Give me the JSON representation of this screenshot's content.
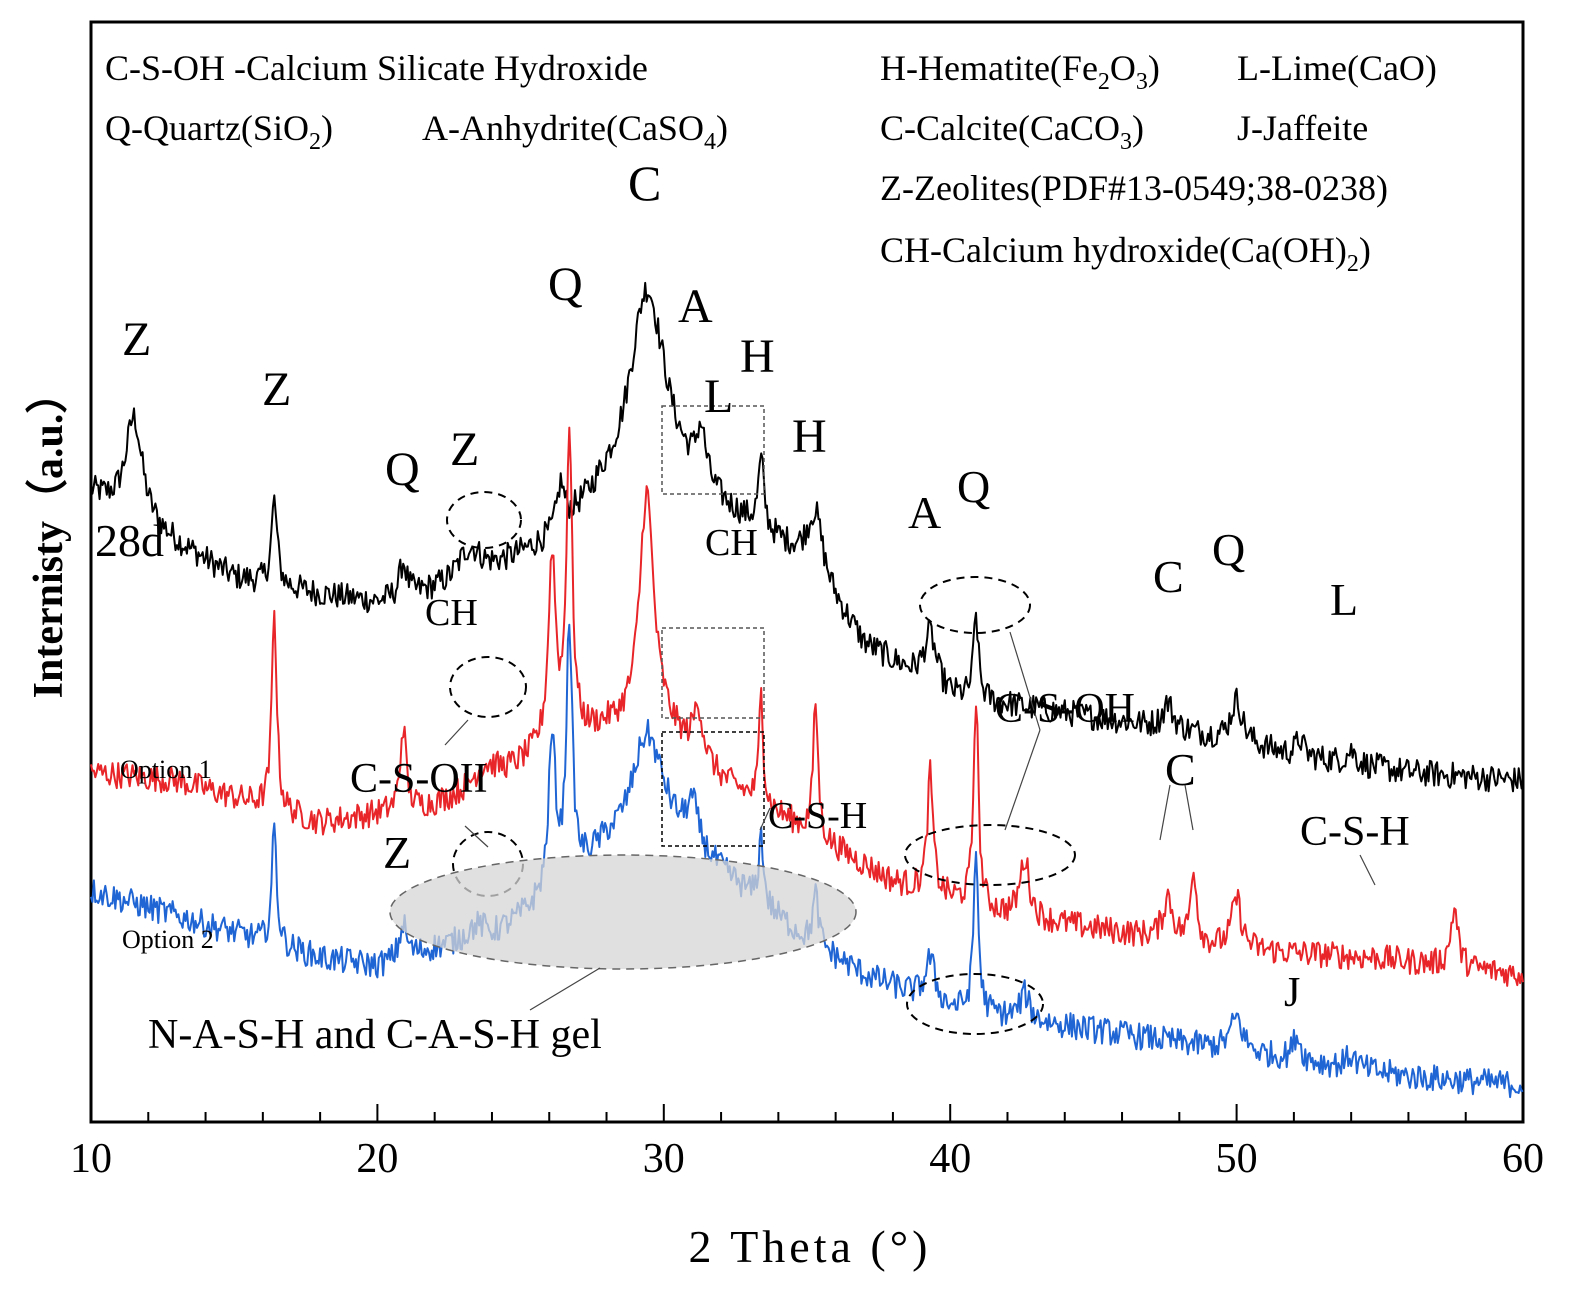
{
  "chart_data": {
    "type": "line",
    "title": "",
    "xlabel": "2 Theta (°)",
    "ylabel": "Internisty（a.u.）",
    "xlim": [
      10,
      60
    ],
    "xticks": [
      10,
      20,
      30,
      40,
      50,
      60
    ],
    "ylim": [
      0,
      100
    ],
    "legend_lines": [
      {
        "label": "C-S-OH -Calcium Silicate Hydroxide"
      },
      {
        "label": "Q-Quartz(SiO",
        "sub": "2",
        "tail": ")"
      },
      {
        "label": "A-Anhydrite(CaSO",
        "sub": "4",
        "tail": ")"
      },
      {
        "label": "H-Hematite(Fe",
        "sub": "2",
        "mid": "O",
        "sub2": "3",
        "tail": ")"
      },
      {
        "label": "L-Lime(CaO)"
      },
      {
        "label": "C-Calcite(CaCO",
        "sub": "3",
        "tail": ")"
      },
      {
        "label": "J-Jaffeite"
      },
      {
        "label": "Z-Zeolites(PDF#13-0549;38-0238)"
      },
      {
        "label": "CH-Calcium hydroxide(Ca(OH)",
        "sub": "2",
        "tail": ")"
      }
    ],
    "series": [
      {
        "name": "28d",
        "color": "#000000",
        "baseline": [
          [
            10,
            70
          ],
          [
            12,
            66
          ],
          [
            15,
            60
          ],
          [
            18,
            58
          ],
          [
            20,
            57
          ],
          [
            23,
            59
          ],
          [
            26,
            64
          ],
          [
            28,
            70
          ],
          [
            30,
            73
          ],
          [
            32,
            68
          ],
          [
            35,
            62
          ],
          [
            37,
            52
          ],
          [
            40,
            46
          ],
          [
            44,
            44
          ],
          [
            48,
            42
          ],
          [
            52,
            39
          ],
          [
            56,
            37
          ],
          [
            60,
            36
          ]
        ],
        "peaks": [
          [
            11.5,
            12,
            0.35
          ],
          [
            16.4,
            10,
            0.12
          ],
          [
            20.9,
            4,
            0.15
          ],
          [
            23.2,
            4,
            0.5
          ],
          [
            26.4,
            5,
            0.15
          ],
          [
            29.4,
            22,
            0.7
          ],
          [
            31.3,
            6,
            0.2
          ],
          [
            33.4,
            8,
            0.12
          ],
          [
            35.3,
            7,
            0.3
          ],
          [
            39.3,
            6,
            0.25
          ],
          [
            40.9,
            10,
            0.1
          ],
          [
            47.6,
            3,
            0.2
          ],
          [
            50.0,
            5,
            0.25
          ],
          [
            52.2,
            2,
            0.15
          ],
          [
            54,
            1.5,
            0.2
          ]
        ]
      },
      {
        "name": "Option 1",
        "color": "#e8262a",
        "baseline": [
          [
            10,
            37
          ],
          [
            13,
            36
          ],
          [
            16,
            33
          ],
          [
            18,
            31
          ],
          [
            20,
            32
          ],
          [
            22,
            33
          ],
          [
            24,
            35
          ],
          [
            26,
            40
          ],
          [
            28,
            42
          ],
          [
            30,
            42
          ],
          [
            32,
            36
          ],
          [
            35,
            30
          ],
          [
            38,
            24
          ],
          [
            42,
            20
          ],
          [
            46,
            18
          ],
          [
            50,
            16
          ],
          [
            55,
            15
          ],
          [
            60,
            13
          ]
        ],
        "peaks": [
          [
            16.4,
            24,
            0.1
          ],
          [
            20.9,
            10,
            0.12
          ],
          [
            23.8,
            3,
            0.6
          ],
          [
            26.1,
            22,
            0.15
          ],
          [
            26.7,
            36,
            0.12
          ],
          [
            29.4,
            28,
            0.3
          ],
          [
            31.2,
            6,
            0.2
          ],
          [
            33.4,
            14,
            0.08
          ],
          [
            35.3,
            16,
            0.1
          ],
          [
            39.3,
            14,
            0.12
          ],
          [
            40.9,
            25,
            0.1
          ],
          [
            42.6,
            7,
            0.2
          ],
          [
            47.6,
            5,
            0.2
          ],
          [
            48.5,
            9,
            0.12
          ],
          [
            50.0,
            6,
            0.2
          ],
          [
            57.6,
            7,
            0.15
          ]
        ]
      },
      {
        "name": "Option 2",
        "color": "#2065d4",
        "baseline": [
          [
            10,
            23
          ],
          [
            13,
            20
          ],
          [
            16,
            17
          ],
          [
            18,
            15
          ],
          [
            20,
            14
          ],
          [
            22,
            16
          ],
          [
            24,
            17
          ],
          [
            26,
            22
          ],
          [
            28,
            28
          ],
          [
            30,
            30
          ],
          [
            32,
            25
          ],
          [
            35,
            17
          ],
          [
            37,
            13
          ],
          [
            40,
            9
          ],
          [
            44,
            7
          ],
          [
            48,
            5
          ],
          [
            52,
            3
          ],
          [
            56,
            1
          ],
          [
            60,
            0
          ]
        ],
        "peaks": [
          [
            16.4,
            14,
            0.1
          ],
          [
            20.9,
            4,
            0.15
          ],
          [
            23.5,
            2,
            0.5
          ],
          [
            26.1,
            18,
            0.15
          ],
          [
            26.7,
            30,
            0.12
          ],
          [
            29.4,
            12,
            0.6
          ],
          [
            31.0,
            5,
            0.25
          ],
          [
            33.4,
            8,
            0.1
          ],
          [
            35.3,
            6,
            0.12
          ],
          [
            39.3,
            5,
            0.2
          ],
          [
            40.9,
            19,
            0.1
          ],
          [
            42.6,
            3,
            0.2
          ],
          [
            50.0,
            4,
            0.25
          ],
          [
            52.1,
            3,
            0.15
          ],
          [
            54,
            1.5,
            0.2
          ]
        ]
      }
    ],
    "annotations": [
      {
        "text": "Z",
        "x": 11.5,
        "series": "28d"
      },
      {
        "text": "Z",
        "x": 16.4,
        "series": "28d"
      },
      {
        "text": "Q",
        "x": 21.0,
        "series": "28d"
      },
      {
        "text": "Z",
        "x": 23.3,
        "series": "28d"
      },
      {
        "text": "Q",
        "x": 26.6,
        "series": "28d"
      },
      {
        "text": "C",
        "x": 29.4,
        "series": "28d"
      },
      {
        "text": "A",
        "x": 31.0,
        "series": "28d"
      },
      {
        "text": "L",
        "x": 31.6,
        "series": "28d"
      },
      {
        "text": "H",
        "x": 33.5,
        "series": "28d"
      },
      {
        "text": "H",
        "x": 35.3,
        "series": "28d"
      },
      {
        "text": "CH",
        "x": 32.2,
        "series": "28d"
      },
      {
        "text": "A",
        "x": 39.3,
        "series": "28d"
      },
      {
        "text": "Q",
        "x": 41.1,
        "series": "28d"
      },
      {
        "text": "C",
        "x": 47.7,
        "series": "28d"
      },
      {
        "text": "Q",
        "x": 50.0,
        "series": "28d"
      },
      {
        "text": "L",
        "x": 53.9,
        "series": "28d"
      },
      {
        "text": "CH",
        "x": 22.9,
        "series": "Option 1"
      },
      {
        "text": "C-S-OH",
        "x": 44.5,
        "series": "Option 1"
      },
      {
        "text": "C",
        "x": 48.2,
        "series": "Option 1"
      },
      {
        "text": "C-S-H",
        "x": 55.0,
        "series": "Option 1"
      },
      {
        "text": "C-S-OII",
        "x": 21.5,
        "series": "Option 1"
      },
      {
        "text": "C-S-H",
        "x": 35.7,
        "series": "Option 2"
      },
      {
        "text": "Z",
        "x": 20.8,
        "series": "Option 2"
      },
      {
        "text": "J",
        "x": 52.0,
        "series": "Option 2"
      },
      {
        "text": "N-A-S-H and C-A-S-H gel",
        "x": 25.5,
        "series": "Option 2"
      }
    ],
    "series_labels": {
      "s1": "28d",
      "s2": "Option 1",
      "s3": "Option 2"
    }
  }
}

### Work to complete
Verbatim reproduction of every record is required; images are left out.

### Output of the exercise
Give me the JSON representation of this screenshot's content.
{
  "chart_data": {
    "type": "line",
    "title": "",
    "xlabel": "2 Theta (°)",
    "ylabel": "Internisty（a.u.）",
    "xlim": [
      10,
      60
    ],
    "xticks": [
      10,
      20,
      30,
      40,
      50,
      60
    ],
    "ylim": [
      0,
      100
    ],
    "legend_lines": [
      {
        "label": "C-S-OH -Calcium Silicate Hydroxide"
      },
      {
        "label": "Q-Quartz(SiO",
        "sub": "2",
        "tail": ")"
      },
      {
        "label": "A-Anhydrite(CaSO",
        "sub": "4",
        "tail": ")"
      },
      {
        "label": "H-Hematite(Fe",
        "sub": "2",
        "mid": "O",
        "sub2": "3",
        "tail": ")"
      },
      {
        "label": "L-Lime(CaO)"
      },
      {
        "label": "C-Calcite(CaCO",
        "sub": "3",
        "tail": ")"
      },
      {
        "label": "J-Jaffeite"
      },
      {
        "label": "Z-Zeolites(PDF#13-0549;38-0238)"
      },
      {
        "label": "CH-Calcium hydroxide(Ca(OH)",
        "sub": "2",
        "tail": ")"
      }
    ],
    "series": [
      {
        "name": "28d",
        "color": "#000000",
        "baseline": [
          [
            10,
            70
          ],
          [
            12,
            66
          ],
          [
            15,
            60
          ],
          [
            18,
            58
          ],
          [
            20,
            57
          ],
          [
            23,
            59
          ],
          [
            26,
            64
          ],
          [
            28,
            70
          ],
          [
            30,
            73
          ],
          [
            32,
            68
          ],
          [
            35,
            62
          ],
          [
            37,
            52
          ],
          [
            40,
            46
          ],
          [
            44,
            44
          ],
          [
            48,
            42
          ],
          [
            52,
            39
          ],
          [
            56,
            37
          ],
          [
            60,
            36
          ]
        ],
        "peaks": [
          [
            11.5,
            12,
            0.35
          ],
          [
            16.4,
            10,
            0.12
          ],
          [
            20.9,
            4,
            0.15
          ],
          [
            23.2,
            4,
            0.5
          ],
          [
            26.4,
            5,
            0.15
          ],
          [
            29.4,
            22,
            0.7
          ],
          [
            31.3,
            6,
            0.2
          ],
          [
            33.4,
            8,
            0.12
          ],
          [
            35.3,
            7,
            0.3
          ],
          [
            39.3,
            6,
            0.25
          ],
          [
            40.9,
            10,
            0.1
          ],
          [
            47.6,
            3,
            0.2
          ],
          [
            50.0,
            5,
            0.25
          ],
          [
            52.2,
            2,
            0.15
          ],
          [
            54,
            1.5,
            0.2
          ]
        ]
      },
      {
        "name": "Option 1",
        "color": "#e8262a",
        "baseline": [
          [
            10,
            37
          ],
          [
            13,
            36
          ],
          [
            16,
            33
          ],
          [
            18,
            31
          ],
          [
            20,
            32
          ],
          [
            22,
            33
          ],
          [
            24,
            35
          ],
          [
            26,
            40
          ],
          [
            28,
            42
          ],
          [
            30,
            42
          ],
          [
            32,
            36
          ],
          [
            35,
            30
          ],
          [
            38,
            24
          ],
          [
            42,
            20
          ],
          [
            46,
            18
          ],
          [
            50,
            16
          ],
          [
            55,
            15
          ],
          [
            60,
            13
          ]
        ],
        "peaks": [
          [
            16.4,
            24,
            0.1
          ],
          [
            20.9,
            10,
            0.12
          ],
          [
            23.8,
            3,
            0.6
          ],
          [
            26.1,
            22,
            0.15
          ],
          [
            26.7,
            36,
            0.12
          ],
          [
            29.4,
            28,
            0.3
          ],
          [
            31.2,
            6,
            0.2
          ],
          [
            33.4,
            14,
            0.08
          ],
          [
            35.3,
            16,
            0.1
          ],
          [
            39.3,
            14,
            0.12
          ],
          [
            40.9,
            25,
            0.1
          ],
          [
            42.6,
            7,
            0.2
          ],
          [
            47.6,
            5,
            0.2
          ],
          [
            48.5,
            9,
            0.12
          ],
          [
            50.0,
            6,
            0.2
          ],
          [
            57.6,
            7,
            0.15
          ]
        ]
      },
      {
        "name": "Option 2",
        "color": "#2065d4",
        "baseline": [
          [
            10,
            23
          ],
          [
            13,
            20
          ],
          [
            16,
            17
          ],
          [
            18,
            15
          ],
          [
            20,
            14
          ],
          [
            22,
            16
          ],
          [
            24,
            17
          ],
          [
            26,
            22
          ],
          [
            28,
            28
          ],
          [
            30,
            30
          ],
          [
            32,
            25
          ],
          [
            35,
            17
          ],
          [
            37,
            13
          ],
          [
            40,
            9
          ],
          [
            44,
            7
          ],
          [
            48,
            5
          ],
          [
            52,
            3
          ],
          [
            56,
            1
          ],
          [
            60,
            0
          ]
        ],
        "peaks": [
          [
            16.4,
            14,
            0.1
          ],
          [
            20.9,
            4,
            0.15
          ],
          [
            23.5,
            2,
            0.5
          ],
          [
            26.1,
            18,
            0.15
          ],
          [
            26.7,
            30,
            0.12
          ],
          [
            29.4,
            12,
            0.6
          ],
          [
            31.0,
            5,
            0.25
          ],
          [
            33.4,
            8,
            0.1
          ],
          [
            35.3,
            6,
            0.12
          ],
          [
            39.3,
            5,
            0.2
          ],
          [
            40.9,
            19,
            0.1
          ],
          [
            42.6,
            3,
            0.2
          ],
          [
            50.0,
            4,
            0.25
          ],
          [
            52.1,
            3,
            0.15
          ],
          [
            54,
            1.5,
            0.2
          ]
        ]
      }
    ],
    "annotations": [
      {
        "text": "Z",
        "x": 11.5,
        "series": "28d"
      },
      {
        "text": "Z",
        "x": 16.4,
        "series": "28d"
      },
      {
        "text": "Q",
        "x": 21.0,
        "series": "28d"
      },
      {
        "text": "Z",
        "x": 23.3,
        "series": "28d"
      },
      {
        "text": "Q",
        "x": 26.6,
        "series": "28d"
      },
      {
        "text": "C",
        "x": 29.4,
        "series": "28d"
      },
      {
        "text": "A",
        "x": 31.0,
        "series": "28d"
      },
      {
        "text": "L",
        "x": 31.6,
        "series": "28d"
      },
      {
        "text": "H",
        "x": 33.5,
        "series": "28d"
      },
      {
        "text": "H",
        "x": 35.3,
        "series": "28d"
      },
      {
        "text": "CH",
        "x": 32.2,
        "series": "28d"
      },
      {
        "text": "A",
        "x": 39.3,
        "series": "28d"
      },
      {
        "text": "Q",
        "x": 41.1,
        "series": "28d"
      },
      {
        "text": "C",
        "x": 47.7,
        "series": "28d"
      },
      {
        "text": "Q",
        "x": 50.0,
        "series": "28d"
      },
      {
        "text": "L",
        "x": 53.9,
        "series": "28d"
      },
      {
        "text": "CH",
        "x": 22.9,
        "series": "Option 1"
      },
      {
        "text": "C-S-OH",
        "x": 44.5,
        "series": "Option 1"
      },
      {
        "text": "C",
        "x": 48.2,
        "series": "Option 1"
      },
      {
        "text": "C-S-H",
        "x": 55.0,
        "series": "Option 1"
      },
      {
        "text": "C-S-OII",
        "x": 21.5,
        "series": "Option 1"
      },
      {
        "text": "C-S-H",
        "x": 35.7,
        "series": "Option 2"
      },
      {
        "text": "Z",
        "x": 20.8,
        "series": "Option 2"
      },
      {
        "text": "J",
        "x": 52.0,
        "series": "Option 2"
      },
      {
        "text": "N-A-S-H and C-A-S-H gel",
        "x": 25.5,
        "series": "Option 2"
      }
    ],
    "series_labels": {
      "s1": "28d",
      "s2": "Option 1",
      "s3": "Option 2"
    }
  }
}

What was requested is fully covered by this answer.